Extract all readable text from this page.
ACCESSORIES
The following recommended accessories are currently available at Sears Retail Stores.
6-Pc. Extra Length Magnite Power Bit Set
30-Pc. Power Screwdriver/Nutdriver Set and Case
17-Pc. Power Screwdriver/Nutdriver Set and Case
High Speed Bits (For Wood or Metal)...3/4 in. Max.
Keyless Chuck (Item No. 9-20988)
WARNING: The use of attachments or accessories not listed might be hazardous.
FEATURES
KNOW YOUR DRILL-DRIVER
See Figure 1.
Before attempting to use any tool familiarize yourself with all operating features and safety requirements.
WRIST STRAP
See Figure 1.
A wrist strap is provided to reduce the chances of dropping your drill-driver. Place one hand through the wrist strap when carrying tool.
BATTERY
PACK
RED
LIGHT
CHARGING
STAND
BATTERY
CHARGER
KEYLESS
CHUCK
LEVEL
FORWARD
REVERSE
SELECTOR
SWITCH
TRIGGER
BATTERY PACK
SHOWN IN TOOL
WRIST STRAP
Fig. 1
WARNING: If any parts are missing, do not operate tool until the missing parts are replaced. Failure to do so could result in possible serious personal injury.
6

— Written problem —
Search the listing for the word "WARNING". Copy every line in which it occurs.

— Final answer —
WARNING: The use of attachments or accessories not listed might be hazardous.
WARNING: If any parts are missing, do not operate tool until the missing parts are replaced. Failure to do so could result in possible serious personal injury.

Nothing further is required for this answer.